YOUR GOAL -> Find the word "Глава" in the records below. List each line containing it.
---------- DATA ENTRIES ----------
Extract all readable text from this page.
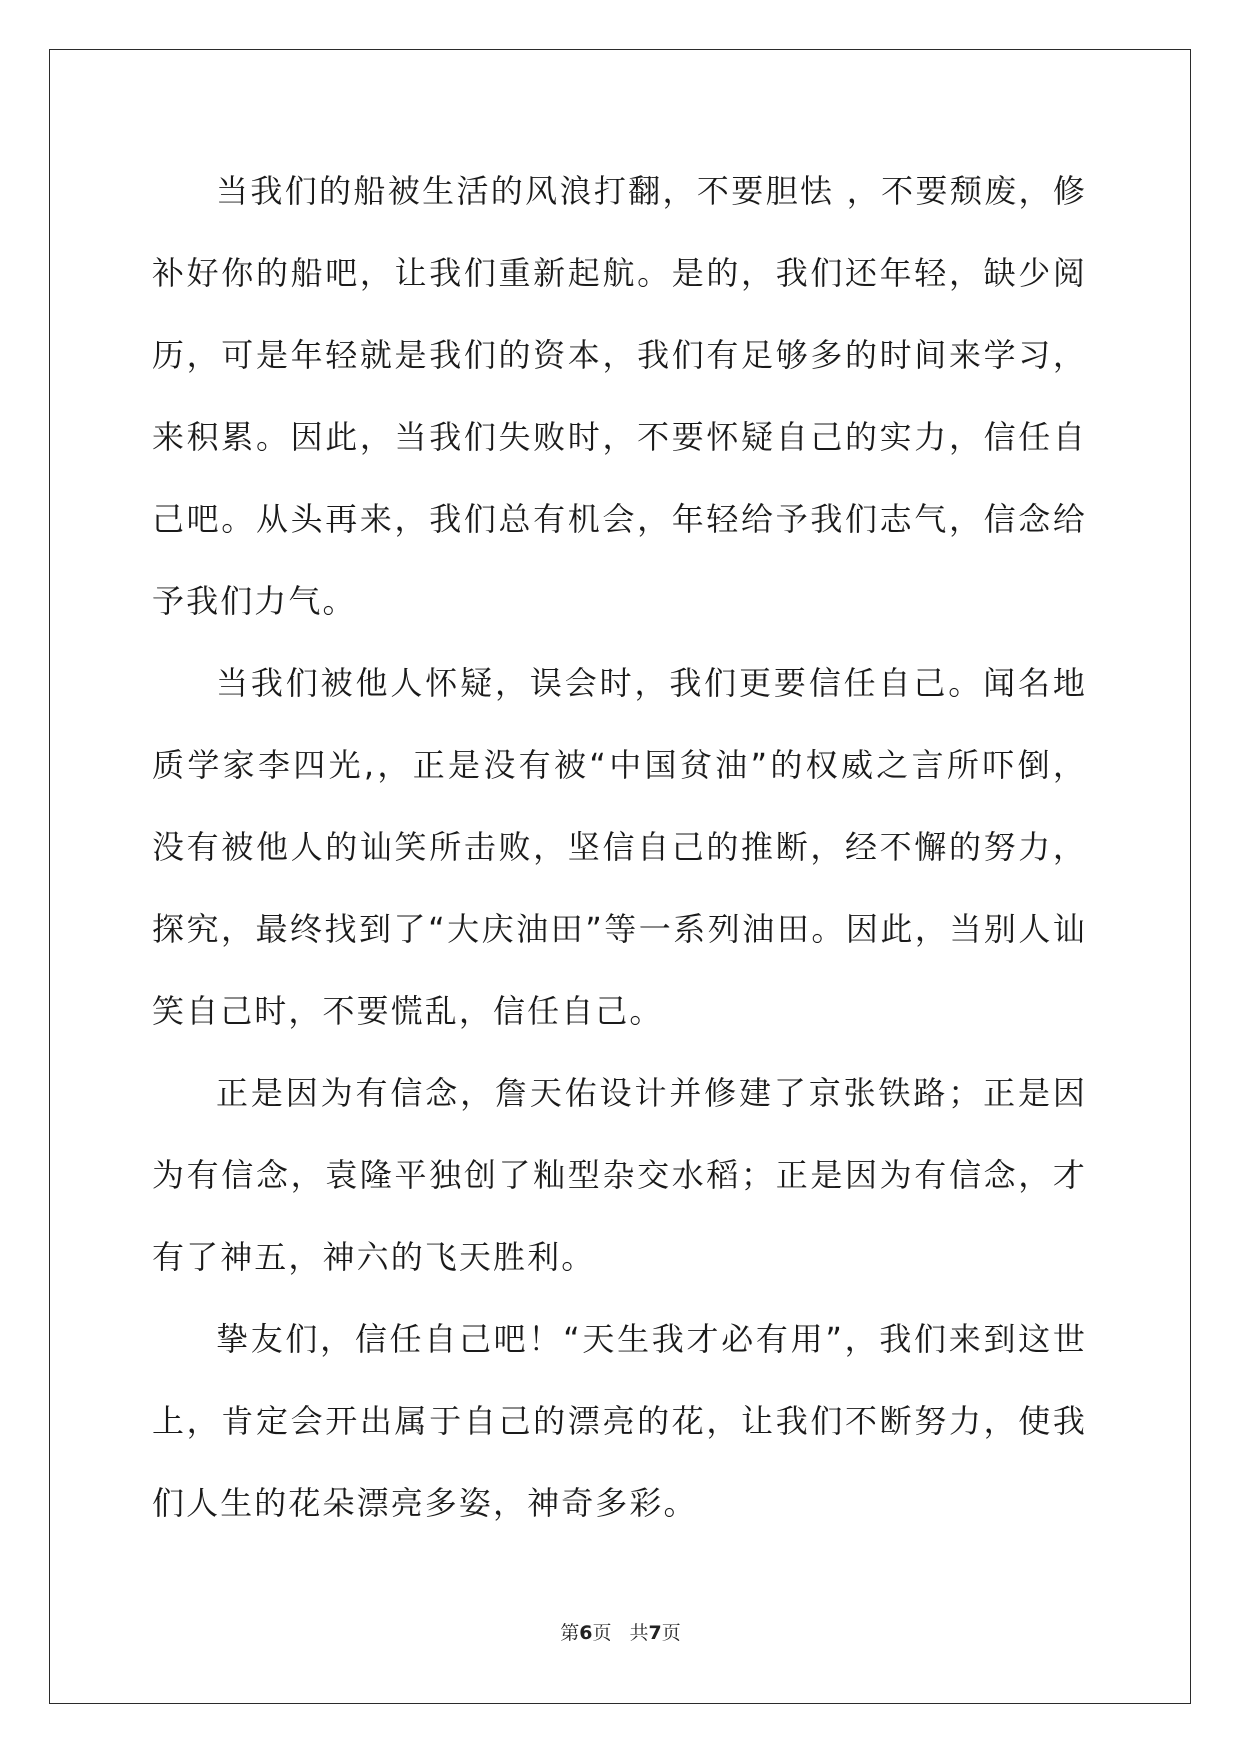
当我们的船被生活的风浪打翻，不要胆怯 ，不要颓废，修补好你的船吧，让我们重新起航。是的，我们还年轻，缺少阅历，可是年轻就是我们的资本，我们有足够多的时间来学习，来积累。因此，当我们失败时，不要怀疑自己的实力，信任自己吧。从头再来，我们总有机会，年轻给予我们志气，信念给予我们力气。

当我们被他人怀疑，误会时，我们更要信任自己。闻名地质学家李四光,，正是没有被“中国贫油”的权威之言所吓倒，没有被他人的讪笑所击败，坚信自己的推断，经不懈的努力，探究，最终找到了“大庆油田”等一系列油田。因此，当别人讪笑自己时，不要慌乱，信任自己。

正是因为有信念，詹天佑设计并修建了京张铁路；正是因为有信念，袁隆平独创了籼型杂交水稻；正是因为有信念，才有了神五，神六的飞天胜利。

挚友们，信任自己吧！“天生我才必有用”，我们来到这世上，肯定会开出属于自己的漂亮的花，让我们不断努力，使我们人生的花朵漂亮多姿，神奇多彩。

第6页 共7页
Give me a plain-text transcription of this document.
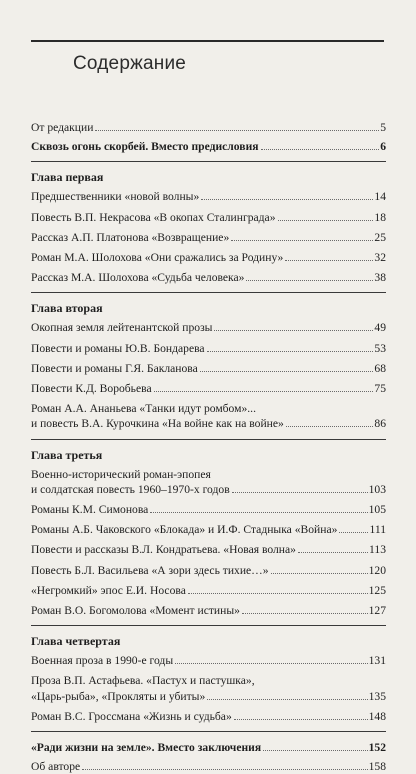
Содержание
От редакции	5
Сквозь огонь скорбей. Вместо предисловия	6
Глава первая
Предшественники «новой волны»	14
Повесть В.П. Некрасова «В окопах Сталинграда»	18
Рассказ А.П. Платонова «Возвращение»	25
Роман М.А. Шолохова «Они сражались за Родину»	32
Рассказ М.А. Шолохова «Судьба человека»	38
Глава вторая
Окопная земля лейтенантской прозы	49
Повести и романы Ю.В. Бондарева	53
Повести и романы Г.Я. Бакланова	68
Повести К.Д. Воробьева	75
Роман А.А. Ананьева «Танки идут ромбом»...
и повесть В.А. Курочкина «На войне как на войне»	86
Глава третья
Военно-исторический роман-эпопея
и солдатская повесть 1960–1970-х годов	103
Романы К.М. Симонова	105
Романы А.Б. Чаковского «Блокада» и И.Ф. Стадныка «Война»	111
Повести и рассказы В.Л. Кондратьева. «Новая волна»	113
Повесть Б.Л. Васильева «А зори здесь тихие…»	120
«Негромкий» эпос Е.И. Носова	125
Роман В.О. Богомолова «Момент истины»	127
Глава четвертая
Военная проза в 1990-е годы	131
Проза В.П. Астафьева. «Пастух и пастушка»,
«Царь-рыба», «Прокляты и убиты»	135
Роман В.С. Гроссмана «Жизнь и судьба»	148
«Ради жизни на земле». Вместо заключения	152
Об авторе	158
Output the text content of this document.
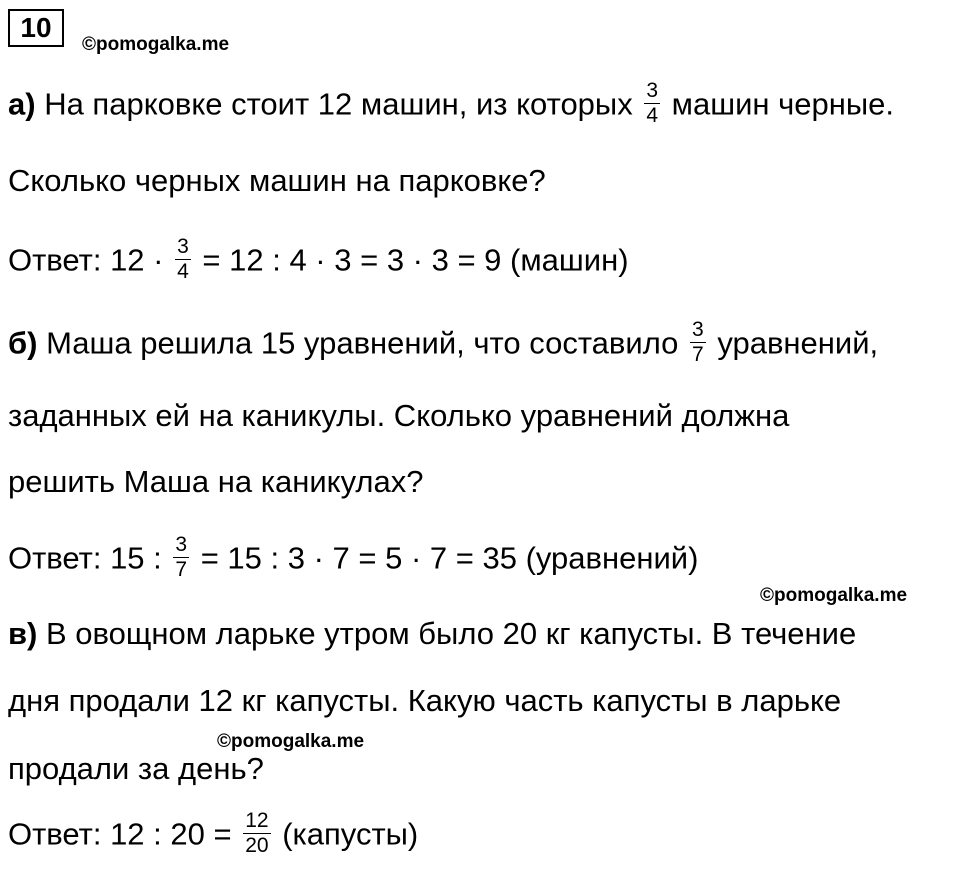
10
©pomogalka.me
а) На парковке стоит 12 машин, из которых $\frac{3}{4}$ машин черные.
Сколько черных машин на парковке?
Ответ: $12 \cdot \frac{3}{4} = 12$ : 4 · 3 = 3 · 3 = 9 (машин)
б) Маша решила 15 уравнений, что составило $\frac{3}{7}$ уравнений,
заданных ей на каникулы. Сколько уравнений должна
решить Маша на каникулах?
Ответ: 15 : $\frac{3}{7} = 15$ : 3 · 7 = 5 · 7 = 35 (уравнений)
©pomogalka.me
в) В овощном ларьке утром было 20 кг капусты. В течение
дня продали 12 кг капусты. Какую часть капусты в ларьке
©pomogalka.me
продали за день?
Ответ: 12 : $20 = \frac{12}{20}$ (капусты)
----------
RESULT ->
Глава первая
Глава вторая
Глава третья
Глава четвертая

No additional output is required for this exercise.